YOUR TASK: Could you retype every item below line for line, with no changes, and leave out the pictures?

GIVEN RECORDS:
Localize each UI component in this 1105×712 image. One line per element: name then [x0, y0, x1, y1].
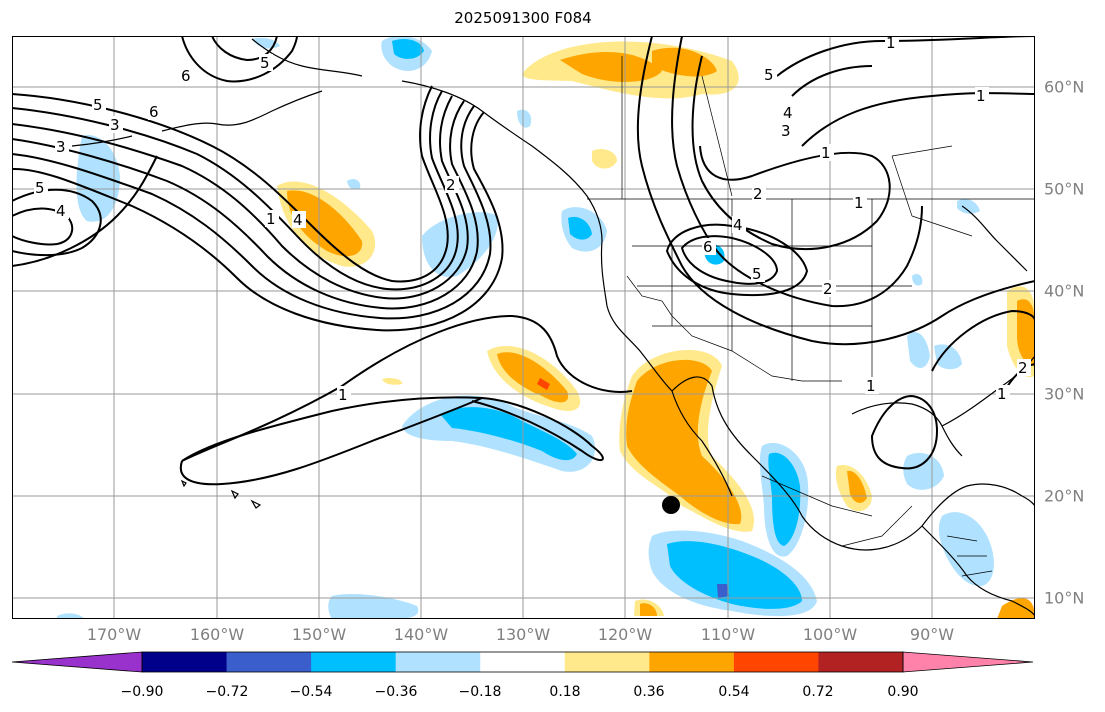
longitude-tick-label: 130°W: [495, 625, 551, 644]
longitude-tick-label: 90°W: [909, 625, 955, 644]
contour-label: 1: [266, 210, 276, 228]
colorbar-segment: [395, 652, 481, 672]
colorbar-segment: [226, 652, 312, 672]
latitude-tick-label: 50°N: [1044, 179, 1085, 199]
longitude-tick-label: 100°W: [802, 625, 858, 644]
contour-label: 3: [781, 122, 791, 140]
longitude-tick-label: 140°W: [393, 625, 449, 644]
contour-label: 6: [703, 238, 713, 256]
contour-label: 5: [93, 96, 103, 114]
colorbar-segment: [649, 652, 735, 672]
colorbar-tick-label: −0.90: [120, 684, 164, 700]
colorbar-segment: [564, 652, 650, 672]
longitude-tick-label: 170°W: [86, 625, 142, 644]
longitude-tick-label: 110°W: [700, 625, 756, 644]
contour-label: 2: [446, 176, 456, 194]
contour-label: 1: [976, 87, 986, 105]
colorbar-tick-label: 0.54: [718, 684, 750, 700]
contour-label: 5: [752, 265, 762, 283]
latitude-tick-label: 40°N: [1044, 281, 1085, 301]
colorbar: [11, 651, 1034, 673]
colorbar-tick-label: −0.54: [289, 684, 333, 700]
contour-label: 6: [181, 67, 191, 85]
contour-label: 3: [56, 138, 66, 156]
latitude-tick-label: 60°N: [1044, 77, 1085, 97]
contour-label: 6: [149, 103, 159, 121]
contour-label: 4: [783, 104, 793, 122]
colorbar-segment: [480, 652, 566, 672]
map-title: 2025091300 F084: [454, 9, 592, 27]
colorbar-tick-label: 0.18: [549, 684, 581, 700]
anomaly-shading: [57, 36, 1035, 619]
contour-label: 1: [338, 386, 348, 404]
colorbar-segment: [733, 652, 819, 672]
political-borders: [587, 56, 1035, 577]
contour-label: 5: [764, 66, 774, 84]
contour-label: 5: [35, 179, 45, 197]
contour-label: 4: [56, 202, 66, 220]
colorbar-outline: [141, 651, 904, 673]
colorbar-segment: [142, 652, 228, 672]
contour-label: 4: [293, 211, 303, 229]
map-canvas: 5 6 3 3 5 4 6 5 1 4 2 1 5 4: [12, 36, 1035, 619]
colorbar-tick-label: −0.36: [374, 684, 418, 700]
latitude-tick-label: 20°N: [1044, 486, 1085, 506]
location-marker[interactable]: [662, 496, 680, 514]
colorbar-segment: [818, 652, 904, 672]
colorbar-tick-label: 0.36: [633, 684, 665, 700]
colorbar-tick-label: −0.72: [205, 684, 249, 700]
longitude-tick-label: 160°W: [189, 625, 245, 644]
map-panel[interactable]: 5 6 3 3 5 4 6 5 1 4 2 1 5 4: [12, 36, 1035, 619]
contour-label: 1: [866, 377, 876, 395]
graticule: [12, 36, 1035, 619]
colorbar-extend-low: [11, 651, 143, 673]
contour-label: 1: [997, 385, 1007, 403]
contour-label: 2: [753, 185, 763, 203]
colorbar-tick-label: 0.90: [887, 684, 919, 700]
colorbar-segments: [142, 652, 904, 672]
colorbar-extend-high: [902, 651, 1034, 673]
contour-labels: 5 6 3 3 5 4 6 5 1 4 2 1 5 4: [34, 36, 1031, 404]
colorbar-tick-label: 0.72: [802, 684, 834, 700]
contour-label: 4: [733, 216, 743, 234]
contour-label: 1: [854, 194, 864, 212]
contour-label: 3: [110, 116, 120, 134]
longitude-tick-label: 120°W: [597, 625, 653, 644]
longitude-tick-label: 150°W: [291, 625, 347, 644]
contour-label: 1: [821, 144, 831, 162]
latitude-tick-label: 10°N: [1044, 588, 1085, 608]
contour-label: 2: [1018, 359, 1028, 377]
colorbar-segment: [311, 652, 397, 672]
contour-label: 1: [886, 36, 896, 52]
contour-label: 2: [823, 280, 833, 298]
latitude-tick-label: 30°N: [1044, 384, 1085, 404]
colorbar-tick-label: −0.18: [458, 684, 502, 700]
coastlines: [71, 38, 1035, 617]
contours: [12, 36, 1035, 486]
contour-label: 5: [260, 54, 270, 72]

EXERCISE ANSWER:
Localize each UI component in this 1105×712 image. One line per element: name then [x0, y0, x1, y1].
longitude-tick-label: 130°W: [495, 625, 551, 644]
longitude-tick-label: 90°W: [909, 625, 955, 644]
contour-label: 1: [266, 210, 276, 228]
colorbar-segment: [395, 652, 481, 672]
colorbar-segment: [226, 652, 312, 672]
latitude-tick-label: 50°N: [1044, 179, 1085, 199]
longitude-tick-label: 100°W: [802, 625, 858, 644]
contour-label: 3: [781, 122, 791, 140]
longitude-tick-label: 140°W: [393, 625, 449, 644]
contour-label: 6: [703, 238, 713, 256]
contour-label: 5: [93, 96, 103, 114]
colorbar-segment: [649, 652, 735, 672]
colorbar-tick-label: −0.90: [120, 684, 164, 700]
colorbar-segment: [564, 652, 650, 672]
longitude-tick-label: 170°W: [86, 625, 142, 644]
longitude-tick-label: 110°W: [700, 625, 756, 644]
contour-label: 2: [446, 176, 456, 194]
contour-label: 1: [976, 87, 986, 105]
colorbar-tick-label: 0.54: [718, 684, 750, 700]
contour-label: 5: [752, 265, 762, 283]
latitude-tick-label: 40°N: [1044, 281, 1085, 301]
colorbar: [11, 651, 1034, 673]
colorbar-tick-label: −0.54: [289, 684, 333, 700]
contour-label: 6: [181, 67, 191, 85]
contour-label: 3: [56, 138, 66, 156]
latitude-tick-label: 60°N: [1044, 77, 1085, 97]
contour-label: 6: [149, 103, 159, 121]
contour-label: 4: [783, 104, 793, 122]
colorbar-segment: [480, 652, 566, 672]
map-title: 2025091300 F084: [454, 9, 592, 27]
colorbar-tick-label: 0.18: [549, 684, 581, 700]
anomaly-shading: [57, 36, 1035, 619]
contour-label: 1: [338, 386, 348, 404]
colorbar-segment: [733, 652, 819, 672]
political-borders: [587, 56, 1035, 577]
contour-label: 5: [764, 66, 774, 84]
contour-label: 5: [35, 179, 45, 197]
contour-label: 4: [56, 202, 66, 220]
colorbar-outline: [141, 651, 904, 673]
colorbar-segment: [142, 652, 228, 672]
contour-label: 4: [293, 211, 303, 229]
map-canvas: 5 6 3 3 5 4 6 5 1 4 2 1 5 4: [12, 36, 1035, 619]
colorbar-tick-label: −0.36: [374, 684, 418, 700]
latitude-tick-label: 20°N: [1044, 486, 1085, 506]
location-marker[interactable]: [662, 496, 680, 514]
colorbar-segment: [818, 652, 904, 672]
colorbar-tick-label: 0.36: [633, 684, 665, 700]
colorbar-tick-label: −0.72: [205, 684, 249, 700]
longitude-tick-label: 160°W: [189, 625, 245, 644]
map-panel[interactable]: 5 6 3 3 5 4 6 5 1 4 2 1 5 4: [12, 36, 1035, 619]
contour-label: 1: [866, 377, 876, 395]
graticule: [12, 36, 1035, 619]
colorbar-extend-low: [11, 651, 143, 673]
contour-label: 1: [997, 385, 1007, 403]
contour-label: 2: [753, 185, 763, 203]
colorbar-tick-label: 0.90: [887, 684, 919, 700]
colorbar-segments: [142, 652, 904, 672]
colorbar-extend-high: [902, 651, 1034, 673]
contour-labels: 5 6 3 3 5 4 6 5 1 4 2 1 5 4: [34, 36, 1031, 404]
colorbar-tick-label: 0.72: [802, 684, 834, 700]
contour-label: 4: [733, 216, 743, 234]
contour-label: 1: [854, 194, 864, 212]
contour-label: 3: [110, 116, 120, 134]
longitude-tick-label: 120°W: [597, 625, 653, 644]
longitude-tick-label: 150°W: [291, 625, 347, 644]
contour-label: 1: [821, 144, 831, 162]
latitude-tick-label: 10°N: [1044, 588, 1085, 608]
contour-label: 2: [1018, 359, 1028, 377]
colorbar-segment: [311, 652, 397, 672]
contour-label: 1: [886, 36, 896, 52]
contour-label: 2: [823, 280, 833, 298]
latitude-tick-label: 30°N: [1044, 384, 1085, 404]
colorbar-tick-label: −0.18: [458, 684, 502, 700]
coastlines: [71, 38, 1035, 617]
contours: [12, 36, 1035, 486]
contour-label: 5: [260, 54, 270, 72]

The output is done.